>>
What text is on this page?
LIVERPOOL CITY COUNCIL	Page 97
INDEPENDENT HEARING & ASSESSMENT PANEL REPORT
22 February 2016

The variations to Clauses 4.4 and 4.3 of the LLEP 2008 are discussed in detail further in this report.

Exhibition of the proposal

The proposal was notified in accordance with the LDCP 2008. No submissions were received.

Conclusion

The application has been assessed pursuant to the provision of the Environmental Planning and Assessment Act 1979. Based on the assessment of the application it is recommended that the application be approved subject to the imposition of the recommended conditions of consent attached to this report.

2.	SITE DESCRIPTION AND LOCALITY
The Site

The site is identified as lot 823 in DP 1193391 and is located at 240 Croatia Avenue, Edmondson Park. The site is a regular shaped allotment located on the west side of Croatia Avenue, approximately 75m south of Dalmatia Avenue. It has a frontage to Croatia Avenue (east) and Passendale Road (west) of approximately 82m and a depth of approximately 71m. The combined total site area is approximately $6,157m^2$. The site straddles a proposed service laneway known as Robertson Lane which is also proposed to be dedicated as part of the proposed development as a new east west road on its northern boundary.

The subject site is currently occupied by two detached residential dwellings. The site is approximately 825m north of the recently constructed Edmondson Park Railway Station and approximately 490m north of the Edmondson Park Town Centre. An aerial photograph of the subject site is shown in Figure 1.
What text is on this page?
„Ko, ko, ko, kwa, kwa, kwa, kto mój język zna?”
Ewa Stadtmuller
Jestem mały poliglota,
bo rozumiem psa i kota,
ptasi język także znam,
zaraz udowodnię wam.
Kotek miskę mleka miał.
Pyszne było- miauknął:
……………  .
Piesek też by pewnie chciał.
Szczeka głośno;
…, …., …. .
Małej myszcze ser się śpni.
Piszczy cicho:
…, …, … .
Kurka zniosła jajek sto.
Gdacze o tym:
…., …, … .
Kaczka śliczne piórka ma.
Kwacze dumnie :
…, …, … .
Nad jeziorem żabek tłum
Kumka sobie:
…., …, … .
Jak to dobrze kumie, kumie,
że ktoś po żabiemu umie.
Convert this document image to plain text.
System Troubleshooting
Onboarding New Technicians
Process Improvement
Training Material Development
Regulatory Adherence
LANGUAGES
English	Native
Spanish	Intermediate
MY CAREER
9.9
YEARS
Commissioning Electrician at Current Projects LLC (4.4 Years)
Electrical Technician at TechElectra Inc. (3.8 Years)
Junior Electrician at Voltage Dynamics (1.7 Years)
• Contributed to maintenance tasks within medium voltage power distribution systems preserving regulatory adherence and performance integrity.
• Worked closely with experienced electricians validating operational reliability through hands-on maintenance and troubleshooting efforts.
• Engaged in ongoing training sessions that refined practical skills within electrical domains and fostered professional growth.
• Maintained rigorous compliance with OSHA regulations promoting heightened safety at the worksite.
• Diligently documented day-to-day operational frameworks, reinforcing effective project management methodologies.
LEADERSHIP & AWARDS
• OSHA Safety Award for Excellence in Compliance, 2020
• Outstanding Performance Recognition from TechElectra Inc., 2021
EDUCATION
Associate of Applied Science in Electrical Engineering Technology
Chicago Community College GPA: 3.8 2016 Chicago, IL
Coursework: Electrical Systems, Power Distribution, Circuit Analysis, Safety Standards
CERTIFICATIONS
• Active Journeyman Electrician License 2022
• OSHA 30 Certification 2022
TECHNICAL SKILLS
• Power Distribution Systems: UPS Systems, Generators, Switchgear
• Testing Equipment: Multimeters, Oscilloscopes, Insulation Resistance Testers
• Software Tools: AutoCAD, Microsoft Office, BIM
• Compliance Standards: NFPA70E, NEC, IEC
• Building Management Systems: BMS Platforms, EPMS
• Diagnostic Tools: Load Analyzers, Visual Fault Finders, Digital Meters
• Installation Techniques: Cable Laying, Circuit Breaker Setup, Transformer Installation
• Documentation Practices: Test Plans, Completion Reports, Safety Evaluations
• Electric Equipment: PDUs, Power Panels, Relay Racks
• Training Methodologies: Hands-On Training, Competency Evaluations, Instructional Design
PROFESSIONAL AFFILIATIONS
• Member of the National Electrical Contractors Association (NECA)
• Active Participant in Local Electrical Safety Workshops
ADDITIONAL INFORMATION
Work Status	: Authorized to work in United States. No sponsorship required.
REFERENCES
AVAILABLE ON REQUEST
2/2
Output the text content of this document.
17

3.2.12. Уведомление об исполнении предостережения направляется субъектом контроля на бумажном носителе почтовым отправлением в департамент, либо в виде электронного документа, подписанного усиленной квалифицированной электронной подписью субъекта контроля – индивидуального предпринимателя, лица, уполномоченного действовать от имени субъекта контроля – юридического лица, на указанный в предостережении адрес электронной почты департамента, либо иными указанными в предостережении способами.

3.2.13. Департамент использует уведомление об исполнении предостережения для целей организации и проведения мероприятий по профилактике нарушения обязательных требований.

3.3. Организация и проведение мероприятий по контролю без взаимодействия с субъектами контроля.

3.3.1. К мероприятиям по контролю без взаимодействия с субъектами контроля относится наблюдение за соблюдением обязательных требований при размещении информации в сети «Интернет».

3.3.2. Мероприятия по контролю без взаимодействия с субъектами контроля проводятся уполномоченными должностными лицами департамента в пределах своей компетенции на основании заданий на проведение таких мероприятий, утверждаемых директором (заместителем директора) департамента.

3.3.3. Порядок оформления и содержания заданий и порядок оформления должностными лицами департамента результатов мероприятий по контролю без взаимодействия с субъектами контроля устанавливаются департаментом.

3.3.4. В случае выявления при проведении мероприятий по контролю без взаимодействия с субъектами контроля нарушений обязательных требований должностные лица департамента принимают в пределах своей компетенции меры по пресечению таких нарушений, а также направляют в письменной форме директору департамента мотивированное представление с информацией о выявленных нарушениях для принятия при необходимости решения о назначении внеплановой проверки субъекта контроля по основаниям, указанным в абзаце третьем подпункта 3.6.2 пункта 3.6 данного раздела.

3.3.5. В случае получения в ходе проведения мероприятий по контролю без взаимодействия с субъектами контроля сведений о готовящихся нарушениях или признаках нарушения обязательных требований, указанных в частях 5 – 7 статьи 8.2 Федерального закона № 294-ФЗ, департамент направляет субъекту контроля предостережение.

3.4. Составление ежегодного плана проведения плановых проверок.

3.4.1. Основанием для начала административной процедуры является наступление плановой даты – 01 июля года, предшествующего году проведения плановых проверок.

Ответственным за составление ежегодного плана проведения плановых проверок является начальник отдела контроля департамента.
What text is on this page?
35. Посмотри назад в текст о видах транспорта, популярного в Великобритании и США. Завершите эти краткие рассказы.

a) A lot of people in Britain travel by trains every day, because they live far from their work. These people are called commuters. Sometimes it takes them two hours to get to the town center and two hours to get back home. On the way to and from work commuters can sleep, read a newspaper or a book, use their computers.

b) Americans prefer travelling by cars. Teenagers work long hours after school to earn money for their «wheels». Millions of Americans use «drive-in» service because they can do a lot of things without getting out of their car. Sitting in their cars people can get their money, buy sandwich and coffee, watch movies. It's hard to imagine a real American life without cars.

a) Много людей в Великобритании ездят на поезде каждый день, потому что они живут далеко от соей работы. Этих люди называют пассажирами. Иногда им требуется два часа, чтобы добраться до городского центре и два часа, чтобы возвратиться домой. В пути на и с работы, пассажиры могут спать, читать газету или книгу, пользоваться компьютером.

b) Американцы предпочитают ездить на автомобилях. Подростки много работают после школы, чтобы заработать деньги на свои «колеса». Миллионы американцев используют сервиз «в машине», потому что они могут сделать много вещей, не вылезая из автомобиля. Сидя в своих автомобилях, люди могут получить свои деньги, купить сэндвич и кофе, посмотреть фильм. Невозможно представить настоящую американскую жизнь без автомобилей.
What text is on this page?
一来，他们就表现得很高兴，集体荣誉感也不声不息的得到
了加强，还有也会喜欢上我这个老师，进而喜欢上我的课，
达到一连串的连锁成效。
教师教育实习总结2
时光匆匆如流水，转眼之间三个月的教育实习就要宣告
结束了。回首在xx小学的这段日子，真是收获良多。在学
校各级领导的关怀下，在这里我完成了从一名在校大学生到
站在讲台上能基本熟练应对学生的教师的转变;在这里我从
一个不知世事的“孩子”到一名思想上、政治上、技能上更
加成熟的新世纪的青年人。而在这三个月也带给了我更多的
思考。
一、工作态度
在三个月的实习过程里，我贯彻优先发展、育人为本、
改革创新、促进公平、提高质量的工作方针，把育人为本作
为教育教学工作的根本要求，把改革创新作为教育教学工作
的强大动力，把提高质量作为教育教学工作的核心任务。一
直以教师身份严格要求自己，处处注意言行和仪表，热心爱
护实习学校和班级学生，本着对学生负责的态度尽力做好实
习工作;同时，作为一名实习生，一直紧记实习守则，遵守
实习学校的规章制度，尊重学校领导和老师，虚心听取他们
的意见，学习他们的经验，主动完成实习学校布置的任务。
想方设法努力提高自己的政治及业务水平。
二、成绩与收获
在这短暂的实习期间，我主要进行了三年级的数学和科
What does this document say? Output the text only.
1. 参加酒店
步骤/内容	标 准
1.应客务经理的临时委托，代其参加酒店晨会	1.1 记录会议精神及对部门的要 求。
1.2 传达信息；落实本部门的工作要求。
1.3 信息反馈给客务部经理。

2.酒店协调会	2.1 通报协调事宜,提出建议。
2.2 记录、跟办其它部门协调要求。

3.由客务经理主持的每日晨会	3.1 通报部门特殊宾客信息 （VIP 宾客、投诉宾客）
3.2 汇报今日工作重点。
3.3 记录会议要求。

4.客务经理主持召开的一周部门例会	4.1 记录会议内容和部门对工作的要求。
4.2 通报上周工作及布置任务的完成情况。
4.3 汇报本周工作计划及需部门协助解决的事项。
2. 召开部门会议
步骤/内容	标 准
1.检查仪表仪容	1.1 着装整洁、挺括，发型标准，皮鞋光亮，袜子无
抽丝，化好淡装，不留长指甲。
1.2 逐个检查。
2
<<
- _EXERCISE_
Find every line above that contains the word "OSHA", and return each one.

- _SOLUTION TO THIS PROBLEM_
• Maintained rigorous compliance with OSHA regulations promoting heightened safety at the worksite.
• OSHA Safety Award for Excellence in Compliance, 2020
• OSHA 30 Certification 2022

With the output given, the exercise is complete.